• _Data extracted from a collection_:

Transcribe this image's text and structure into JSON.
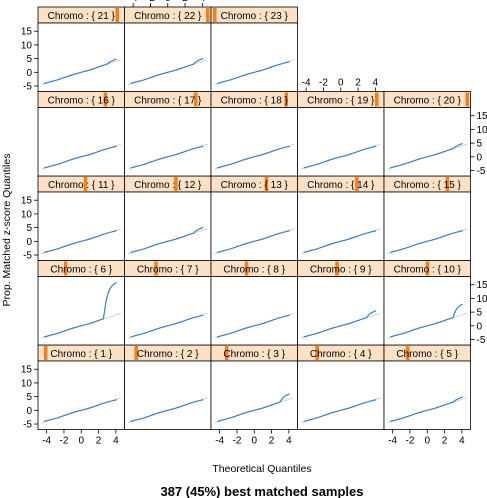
{
  "chart_data": {
    "type": "line",
    "title": "387 (45%) best matched samples",
    "xlabel": "Theoretical Quantiles",
    "ylabel": "Prop. Matched z-score Quantiles",
    "xlim": [
      -5,
      5
    ],
    "ylim": [
      -7,
      18
    ],
    "x_ticks": [
      -4,
      -2,
      0,
      2,
      4
    ],
    "y_ticks": [
      -5,
      0,
      5,
      10,
      15
    ],
    "x_tick_labels": [
      "-4",
      "-2",
      "0",
      "2",
      "4"
    ],
    "y_tick_labels": [
      "-5",
      "0",
      "5",
      "10",
      "15"
    ],
    "strip_prefix": "Chromo : {",
    "strip_suffix": "}",
    "grid": false,
    "colors": {
      "line": "#3d7fc4",
      "reference": "#c0c8d0",
      "strip_bg": "#fde1c6",
      "strip_marker": "#f07f1c",
      "frame": "#000000"
    },
    "panels": [
      {
        "chromo": "1",
        "label": "Chromo : { 1 }",
        "row": 0,
        "col": 0,
        "marker": 0.05,
        "tail": 0.0
      },
      {
        "chromo": "2",
        "label": "Chromo : { 2 }",
        "row": 0,
        "col": 1,
        "marker": 0.1,
        "tail": 0.0
      },
      {
        "chromo": "3",
        "label": "Chromo : { 3 }",
        "row": 0,
        "col": 2,
        "marker": 0.15,
        "tail": 2.0
      },
      {
        "chromo": "4",
        "label": "Chromo : { 4 }",
        "row": 0,
        "col": 3,
        "marker": 0.2,
        "tail": 0.0
      },
      {
        "chromo": "5",
        "label": "Chromo : { 5 }",
        "row": 0,
        "col": 4,
        "marker": 0.25,
        "tail": 0.8
      },
      {
        "chromo": "6",
        "label": "Chromo : { 6 }",
        "row": 1,
        "col": 0,
        "marker": 0.3,
        "tail": 12.0
      },
      {
        "chromo": "7",
        "label": "Chromo : { 7 }",
        "row": 1,
        "col": 1,
        "marker": 0.35,
        "tail": 0.0
      },
      {
        "chromo": "8",
        "label": "Chromo : { 8 }",
        "row": 1,
        "col": 2,
        "marker": 0.4,
        "tail": 0.0
      },
      {
        "chromo": "9",
        "label": "Chromo : { 9 }",
        "row": 1,
        "col": 3,
        "marker": 0.45,
        "tail": 1.5
      },
      {
        "chromo": "10",
        "label": "Chromo : { 10 }",
        "row": 1,
        "col": 4,
        "marker": 0.5,
        "tail": 4.0
      },
      {
        "chromo": "11",
        "label": "Chromo : { 11 }",
        "row": 2,
        "col": 0,
        "marker": 0.55,
        "tail": 0.0
      },
      {
        "chromo": "12",
        "label": "Chromo : { 12 }",
        "row": 2,
        "col": 1,
        "marker": 0.6,
        "tail": 1.0
      },
      {
        "chromo": "13",
        "label": "Chromo : { 13 }",
        "row": 2,
        "col": 2,
        "marker": 0.65,
        "tail": 0.0
      },
      {
        "chromo": "14",
        "label": "Chromo : { 14 }",
        "row": 2,
        "col": 3,
        "marker": 0.7,
        "tail": 0.0
      },
      {
        "chromo": "15",
        "label": "Chromo : { 15 }",
        "row": 2,
        "col": 4,
        "marker": 0.75,
        "tail": 0.0
      },
      {
        "chromo": "16",
        "label": "Chromo : { 16 }",
        "row": 3,
        "col": 0,
        "marker": 0.8,
        "tail": 0.0
      },
      {
        "chromo": "17",
        "label": "Chromo : { 17 }",
        "row": 3,
        "col": 1,
        "marker": 0.85,
        "tail": 0.0
      },
      {
        "chromo": "18",
        "label": "Chromo : { 18 }",
        "row": 3,
        "col": 2,
        "marker": 0.9,
        "tail": 0.0
      },
      {
        "chromo": "19",
        "label": "Chromo : { 19 }",
        "row": 3,
        "col": 3,
        "marker": 0.95,
        "tail": 0.0
      },
      {
        "chromo": "20",
        "label": "Chromo : { 20 }",
        "row": 3,
        "col": 4,
        "marker": 1.0,
        "tail": 0.8
      },
      {
        "chromo": "21",
        "label": "Chromo : { 21 }",
        "row": 4,
        "col": 0,
        "marker": 0.95,
        "tail": 0.8
      },
      {
        "chromo": "22",
        "label": "Chromo : { 22 }",
        "row": 4,
        "col": 1,
        "marker": 1.0,
        "tail": 1.0
      },
      {
        "chromo": "23",
        "label": "Chromo : { 23 }",
        "row": 4,
        "col": 2,
        "marker": 0.0,
        "tail": 0.0
      }
    ]
  }
}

• _Work instructions_: Reproduce the material above verbatim; omit every picture.

• _Reply_:
Transcribe this image's text and structure into JSON.
{
  "chart_data": {
    "type": "line",
    "title": "387 (45%) best matched samples",
    "xlabel": "Theoretical Quantiles",
    "ylabel": "Prop. Matched z-score Quantiles",
    "xlim": [
      -5,
      5
    ],
    "ylim": [
      -7,
      18
    ],
    "x_ticks": [
      -4,
      -2,
      0,
      2,
      4
    ],
    "y_ticks": [
      -5,
      0,
      5,
      10,
      15
    ],
    "x_tick_labels": [
      "-4",
      "-2",
      "0",
      "2",
      "4"
    ],
    "y_tick_labels": [
      "-5",
      "0",
      "5",
      "10",
      "15"
    ],
    "strip_prefix": "Chromo : {",
    "strip_suffix": "}",
    "grid": false,
    "colors": {
      "line": "#3d7fc4",
      "reference": "#c0c8d0",
      "strip_bg": "#fde1c6",
      "strip_marker": "#f07f1c",
      "frame": "#000000"
    },
    "panels": [
      {
        "chromo": "1",
        "label": "Chromo : { 1 }",
        "row": 0,
        "col": 0,
        "marker": 0.05,
        "tail": 0.0
      },
      {
        "chromo": "2",
        "label": "Chromo : { 2 }",
        "row": 0,
        "col": 1,
        "marker": 0.1,
        "tail": 0.0
      },
      {
        "chromo": "3",
        "label": "Chromo : { 3 }",
        "row": 0,
        "col": 2,
        "marker": 0.15,
        "tail": 2.0
      },
      {
        "chromo": "4",
        "label": "Chromo : { 4 }",
        "row": 0,
        "col": 3,
        "marker": 0.2,
        "tail": 0.0
      },
      {
        "chromo": "5",
        "label": "Chromo : { 5 }",
        "row": 0,
        "col": 4,
        "marker": 0.25,
        "tail": 0.8
      },
      {
        "chromo": "6",
        "label": "Chromo : { 6 }",
        "row": 1,
        "col": 0,
        "marker": 0.3,
        "tail": 12.0
      },
      {
        "chromo": "7",
        "label": "Chromo : { 7 }",
        "row": 1,
        "col": 1,
        "marker": 0.35,
        "tail": 0.0
      },
      {
        "chromo": "8",
        "label": "Chromo : { 8 }",
        "row": 1,
        "col": 2,
        "marker": 0.4,
        "tail": 0.0
      },
      {
        "chromo": "9",
        "label": "Chromo : { 9 }",
        "row": 1,
        "col": 3,
        "marker": 0.45,
        "tail": 1.5
      },
      {
        "chromo": "10",
        "label": "Chromo : { 10 }",
        "row": 1,
        "col": 4,
        "marker": 0.5,
        "tail": 4.0
      },
      {
        "chromo": "11",
        "label": "Chromo : { 11 }",
        "row": 2,
        "col": 0,
        "marker": 0.55,
        "tail": 0.0
      },
      {
        "chromo": "12",
        "label": "Chromo : { 12 }",
        "row": 2,
        "col": 1,
        "marker": 0.6,
        "tail": 1.0
      },
      {
        "chromo": "13",
        "label": "Chromo : { 13 }",
        "row": 2,
        "col": 2,
        "marker": 0.65,
        "tail": 0.0
      },
      {
        "chromo": "14",
        "label": "Chromo : { 14 }",
        "row": 2,
        "col": 3,
        "marker": 0.7,
        "tail": 0.0
      },
      {
        "chromo": "15",
        "label": "Chromo : { 15 }",
        "row": 2,
        "col": 4,
        "marker": 0.75,
        "tail": 0.0
      },
      {
        "chromo": "16",
        "label": "Chromo : { 16 }",
        "row": 3,
        "col": 0,
        "marker": 0.8,
        "tail": 0.0
      },
      {
        "chromo": "17",
        "label": "Chromo : { 17 }",
        "row": 3,
        "col": 1,
        "marker": 0.85,
        "tail": 0.0
      },
      {
        "chromo": "18",
        "label": "Chromo : { 18 }",
        "row": 3,
        "col": 2,
        "marker": 0.9,
        "tail": 0.0
      },
      {
        "chromo": "19",
        "label": "Chromo : { 19 }",
        "row": 3,
        "col": 3,
        "marker": 0.95,
        "tail": 0.0
      },
      {
        "chromo": "20",
        "label": "Chromo : { 20 }",
        "row": 3,
        "col": 4,
        "marker": 1.0,
        "tail": 0.8
      },
      {
        "chromo": "21",
        "label": "Chromo : { 21 }",
        "row": 4,
        "col": 0,
        "marker": 0.95,
        "tail": 0.8
      },
      {
        "chromo": "22",
        "label": "Chromo : { 22 }",
        "row": 4,
        "col": 1,
        "marker": 1.0,
        "tail": 1.0
      },
      {
        "chromo": "23",
        "label": "Chromo : { 23 }",
        "row": 4,
        "col": 2,
        "marker": 0.0,
        "tail": 0.0
      }
    ]
  }
}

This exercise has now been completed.